» TASK DATA
-- BEGIN --

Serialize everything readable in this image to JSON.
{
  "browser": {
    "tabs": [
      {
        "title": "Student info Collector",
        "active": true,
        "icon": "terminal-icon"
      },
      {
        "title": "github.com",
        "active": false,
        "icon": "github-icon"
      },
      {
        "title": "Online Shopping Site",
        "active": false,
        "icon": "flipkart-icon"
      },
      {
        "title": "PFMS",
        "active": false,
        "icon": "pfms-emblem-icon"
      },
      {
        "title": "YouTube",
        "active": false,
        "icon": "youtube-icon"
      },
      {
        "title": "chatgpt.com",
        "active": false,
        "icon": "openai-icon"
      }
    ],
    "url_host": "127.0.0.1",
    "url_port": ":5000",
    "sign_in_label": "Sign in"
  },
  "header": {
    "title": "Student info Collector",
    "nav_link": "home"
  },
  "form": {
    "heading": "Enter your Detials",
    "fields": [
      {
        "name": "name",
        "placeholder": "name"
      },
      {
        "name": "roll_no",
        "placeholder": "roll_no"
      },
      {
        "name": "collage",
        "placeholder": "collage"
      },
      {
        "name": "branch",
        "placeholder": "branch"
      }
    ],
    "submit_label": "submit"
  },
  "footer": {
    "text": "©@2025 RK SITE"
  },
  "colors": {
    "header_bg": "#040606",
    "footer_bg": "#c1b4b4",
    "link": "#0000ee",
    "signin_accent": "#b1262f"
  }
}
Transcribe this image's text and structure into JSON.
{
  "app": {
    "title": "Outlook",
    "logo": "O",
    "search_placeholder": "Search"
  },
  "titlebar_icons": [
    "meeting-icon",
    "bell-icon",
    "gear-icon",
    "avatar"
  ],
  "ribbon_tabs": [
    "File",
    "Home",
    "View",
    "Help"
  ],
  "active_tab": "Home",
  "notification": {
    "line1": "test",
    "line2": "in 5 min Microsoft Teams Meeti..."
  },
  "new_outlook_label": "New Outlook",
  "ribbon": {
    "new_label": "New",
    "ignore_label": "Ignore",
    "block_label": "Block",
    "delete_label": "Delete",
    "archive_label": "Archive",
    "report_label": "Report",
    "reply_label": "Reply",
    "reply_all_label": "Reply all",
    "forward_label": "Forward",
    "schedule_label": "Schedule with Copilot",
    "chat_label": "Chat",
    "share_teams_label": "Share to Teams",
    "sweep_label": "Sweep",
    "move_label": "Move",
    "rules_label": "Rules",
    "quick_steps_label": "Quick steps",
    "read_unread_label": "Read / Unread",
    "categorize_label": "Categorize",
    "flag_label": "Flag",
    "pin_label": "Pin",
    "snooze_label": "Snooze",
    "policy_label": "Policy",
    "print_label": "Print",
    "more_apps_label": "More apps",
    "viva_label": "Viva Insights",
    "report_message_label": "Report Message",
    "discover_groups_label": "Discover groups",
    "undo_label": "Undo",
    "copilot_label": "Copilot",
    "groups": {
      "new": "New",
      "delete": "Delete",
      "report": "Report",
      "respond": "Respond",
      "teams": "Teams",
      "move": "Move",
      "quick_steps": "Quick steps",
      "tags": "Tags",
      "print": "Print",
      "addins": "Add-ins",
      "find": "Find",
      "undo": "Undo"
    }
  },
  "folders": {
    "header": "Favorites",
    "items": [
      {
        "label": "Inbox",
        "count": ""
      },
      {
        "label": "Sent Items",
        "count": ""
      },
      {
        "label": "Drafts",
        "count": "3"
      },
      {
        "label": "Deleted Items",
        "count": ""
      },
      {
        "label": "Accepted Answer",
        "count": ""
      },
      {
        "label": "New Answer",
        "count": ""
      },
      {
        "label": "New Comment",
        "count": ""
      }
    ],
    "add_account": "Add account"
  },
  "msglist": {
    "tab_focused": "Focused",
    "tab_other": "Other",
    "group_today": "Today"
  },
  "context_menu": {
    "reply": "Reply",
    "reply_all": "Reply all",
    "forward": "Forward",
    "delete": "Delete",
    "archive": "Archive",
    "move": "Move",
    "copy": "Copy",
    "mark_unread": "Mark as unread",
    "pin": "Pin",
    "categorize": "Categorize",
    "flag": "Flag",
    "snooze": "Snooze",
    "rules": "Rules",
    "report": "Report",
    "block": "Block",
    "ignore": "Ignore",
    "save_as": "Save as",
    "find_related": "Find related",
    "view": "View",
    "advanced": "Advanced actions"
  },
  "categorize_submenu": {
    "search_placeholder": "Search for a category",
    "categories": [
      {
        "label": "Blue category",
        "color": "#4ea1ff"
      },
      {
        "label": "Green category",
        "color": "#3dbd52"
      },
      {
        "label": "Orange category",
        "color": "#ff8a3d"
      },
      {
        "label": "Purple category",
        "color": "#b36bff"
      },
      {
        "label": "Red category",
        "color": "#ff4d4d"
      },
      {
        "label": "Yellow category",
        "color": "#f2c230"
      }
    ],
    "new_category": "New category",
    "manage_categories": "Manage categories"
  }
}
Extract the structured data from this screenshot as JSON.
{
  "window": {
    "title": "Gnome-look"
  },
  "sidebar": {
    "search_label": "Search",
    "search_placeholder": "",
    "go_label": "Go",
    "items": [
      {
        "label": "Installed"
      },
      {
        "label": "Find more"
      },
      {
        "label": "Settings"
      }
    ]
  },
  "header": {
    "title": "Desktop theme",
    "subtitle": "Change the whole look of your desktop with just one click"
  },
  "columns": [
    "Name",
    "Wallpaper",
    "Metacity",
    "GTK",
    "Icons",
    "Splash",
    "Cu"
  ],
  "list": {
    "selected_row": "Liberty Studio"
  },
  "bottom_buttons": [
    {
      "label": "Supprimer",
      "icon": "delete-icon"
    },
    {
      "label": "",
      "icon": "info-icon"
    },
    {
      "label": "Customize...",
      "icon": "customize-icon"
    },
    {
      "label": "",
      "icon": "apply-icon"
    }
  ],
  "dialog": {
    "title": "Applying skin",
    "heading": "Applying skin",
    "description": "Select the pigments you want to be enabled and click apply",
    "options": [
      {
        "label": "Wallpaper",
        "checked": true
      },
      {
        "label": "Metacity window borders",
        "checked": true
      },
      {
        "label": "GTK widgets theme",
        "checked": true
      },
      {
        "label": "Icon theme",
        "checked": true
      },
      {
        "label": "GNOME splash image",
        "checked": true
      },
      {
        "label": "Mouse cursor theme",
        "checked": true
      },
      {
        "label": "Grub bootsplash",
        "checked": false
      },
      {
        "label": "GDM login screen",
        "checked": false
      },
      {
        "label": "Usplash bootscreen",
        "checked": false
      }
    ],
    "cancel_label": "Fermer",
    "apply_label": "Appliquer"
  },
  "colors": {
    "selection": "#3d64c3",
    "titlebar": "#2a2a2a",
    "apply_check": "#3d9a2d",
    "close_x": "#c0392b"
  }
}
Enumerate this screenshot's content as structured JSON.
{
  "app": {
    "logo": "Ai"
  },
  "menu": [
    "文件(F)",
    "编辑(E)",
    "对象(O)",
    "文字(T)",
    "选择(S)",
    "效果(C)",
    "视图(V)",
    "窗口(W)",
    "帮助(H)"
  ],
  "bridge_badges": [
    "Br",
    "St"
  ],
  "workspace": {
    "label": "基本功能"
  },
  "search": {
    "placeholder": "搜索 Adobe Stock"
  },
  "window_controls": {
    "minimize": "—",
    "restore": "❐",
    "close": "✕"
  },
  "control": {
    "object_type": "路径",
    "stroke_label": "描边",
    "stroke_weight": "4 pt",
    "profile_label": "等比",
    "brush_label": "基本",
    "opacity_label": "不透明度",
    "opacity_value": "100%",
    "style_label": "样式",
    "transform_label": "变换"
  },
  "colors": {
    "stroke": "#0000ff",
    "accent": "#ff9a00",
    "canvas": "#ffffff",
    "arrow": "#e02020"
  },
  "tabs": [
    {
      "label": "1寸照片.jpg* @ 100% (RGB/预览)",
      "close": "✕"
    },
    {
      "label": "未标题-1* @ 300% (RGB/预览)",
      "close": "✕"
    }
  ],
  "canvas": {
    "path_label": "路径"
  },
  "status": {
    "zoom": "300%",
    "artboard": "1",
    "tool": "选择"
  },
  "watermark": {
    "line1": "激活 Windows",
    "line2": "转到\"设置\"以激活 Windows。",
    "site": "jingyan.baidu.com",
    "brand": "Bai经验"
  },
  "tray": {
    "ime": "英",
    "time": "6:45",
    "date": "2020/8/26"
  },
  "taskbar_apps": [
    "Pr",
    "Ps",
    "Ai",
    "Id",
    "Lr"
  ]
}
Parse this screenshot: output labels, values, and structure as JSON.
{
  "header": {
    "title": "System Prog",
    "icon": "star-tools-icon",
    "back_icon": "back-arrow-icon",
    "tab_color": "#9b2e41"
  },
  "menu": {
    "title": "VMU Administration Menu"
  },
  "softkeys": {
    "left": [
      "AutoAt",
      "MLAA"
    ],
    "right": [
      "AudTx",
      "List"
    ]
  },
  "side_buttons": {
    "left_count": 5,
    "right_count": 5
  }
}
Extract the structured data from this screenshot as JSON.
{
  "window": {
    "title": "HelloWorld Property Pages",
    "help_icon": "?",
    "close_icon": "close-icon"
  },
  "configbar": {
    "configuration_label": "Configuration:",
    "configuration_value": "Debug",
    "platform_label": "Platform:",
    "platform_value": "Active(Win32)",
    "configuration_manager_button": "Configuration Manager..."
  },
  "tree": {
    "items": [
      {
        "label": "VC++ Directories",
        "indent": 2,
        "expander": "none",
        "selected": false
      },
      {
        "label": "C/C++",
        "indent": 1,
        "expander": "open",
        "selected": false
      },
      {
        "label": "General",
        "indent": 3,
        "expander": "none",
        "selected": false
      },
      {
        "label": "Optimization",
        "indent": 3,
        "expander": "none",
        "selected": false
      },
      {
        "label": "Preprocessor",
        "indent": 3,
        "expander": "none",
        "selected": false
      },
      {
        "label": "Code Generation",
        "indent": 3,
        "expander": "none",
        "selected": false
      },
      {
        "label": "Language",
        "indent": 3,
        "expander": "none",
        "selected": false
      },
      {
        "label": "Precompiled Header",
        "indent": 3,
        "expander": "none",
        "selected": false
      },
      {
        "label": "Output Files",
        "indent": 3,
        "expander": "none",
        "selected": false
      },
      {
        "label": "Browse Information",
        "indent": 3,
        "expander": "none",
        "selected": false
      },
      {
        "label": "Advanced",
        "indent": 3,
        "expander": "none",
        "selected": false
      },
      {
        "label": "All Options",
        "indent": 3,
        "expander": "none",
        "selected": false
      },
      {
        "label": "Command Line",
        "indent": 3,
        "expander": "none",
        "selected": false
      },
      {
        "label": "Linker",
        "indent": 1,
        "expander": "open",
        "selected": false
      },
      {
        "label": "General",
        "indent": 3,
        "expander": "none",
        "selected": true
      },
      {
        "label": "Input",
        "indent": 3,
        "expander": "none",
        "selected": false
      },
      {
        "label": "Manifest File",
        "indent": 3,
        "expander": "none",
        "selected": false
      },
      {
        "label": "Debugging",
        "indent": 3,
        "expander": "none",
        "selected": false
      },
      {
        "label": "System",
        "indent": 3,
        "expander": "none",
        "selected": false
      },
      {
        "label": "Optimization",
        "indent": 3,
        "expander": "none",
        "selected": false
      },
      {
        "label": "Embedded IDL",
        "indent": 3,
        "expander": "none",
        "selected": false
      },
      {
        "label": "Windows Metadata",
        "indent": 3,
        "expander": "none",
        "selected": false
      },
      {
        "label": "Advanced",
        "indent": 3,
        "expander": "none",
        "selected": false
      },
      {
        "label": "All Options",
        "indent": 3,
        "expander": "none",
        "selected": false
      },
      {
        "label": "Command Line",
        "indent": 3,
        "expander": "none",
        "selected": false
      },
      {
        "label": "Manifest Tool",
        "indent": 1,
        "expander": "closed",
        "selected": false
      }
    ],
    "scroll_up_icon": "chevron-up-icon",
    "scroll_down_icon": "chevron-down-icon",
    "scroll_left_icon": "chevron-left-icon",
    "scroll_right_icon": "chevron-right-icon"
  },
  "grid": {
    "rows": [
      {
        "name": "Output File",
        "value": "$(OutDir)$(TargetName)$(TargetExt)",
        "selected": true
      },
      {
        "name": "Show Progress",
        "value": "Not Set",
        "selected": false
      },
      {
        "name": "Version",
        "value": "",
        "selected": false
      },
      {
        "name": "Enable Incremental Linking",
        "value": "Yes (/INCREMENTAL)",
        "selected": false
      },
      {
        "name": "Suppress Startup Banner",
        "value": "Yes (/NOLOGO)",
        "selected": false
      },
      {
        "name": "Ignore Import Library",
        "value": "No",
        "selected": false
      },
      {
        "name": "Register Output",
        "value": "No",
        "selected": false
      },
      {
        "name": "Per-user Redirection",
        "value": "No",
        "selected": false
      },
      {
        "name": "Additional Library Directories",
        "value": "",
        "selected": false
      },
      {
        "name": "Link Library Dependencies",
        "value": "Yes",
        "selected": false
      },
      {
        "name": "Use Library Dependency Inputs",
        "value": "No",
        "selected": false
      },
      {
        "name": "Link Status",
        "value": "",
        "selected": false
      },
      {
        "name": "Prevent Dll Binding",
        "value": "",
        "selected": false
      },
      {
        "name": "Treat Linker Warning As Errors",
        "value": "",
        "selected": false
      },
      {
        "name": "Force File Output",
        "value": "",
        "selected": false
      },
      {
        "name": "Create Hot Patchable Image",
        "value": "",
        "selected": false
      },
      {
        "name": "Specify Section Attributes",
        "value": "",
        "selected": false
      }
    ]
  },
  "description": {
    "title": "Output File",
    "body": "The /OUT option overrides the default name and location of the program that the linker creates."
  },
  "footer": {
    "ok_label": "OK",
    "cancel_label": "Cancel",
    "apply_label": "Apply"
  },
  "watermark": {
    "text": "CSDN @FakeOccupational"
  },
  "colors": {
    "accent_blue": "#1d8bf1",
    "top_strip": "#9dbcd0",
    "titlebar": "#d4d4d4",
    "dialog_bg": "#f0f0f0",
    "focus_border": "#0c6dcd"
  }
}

-- END --

» SHORT TASK
In the records, locate each line holding the string "Find" and copy it.

» THE ANSWER
      "find": "Find",
    "find_related": "Find related",
        "label": "Find more"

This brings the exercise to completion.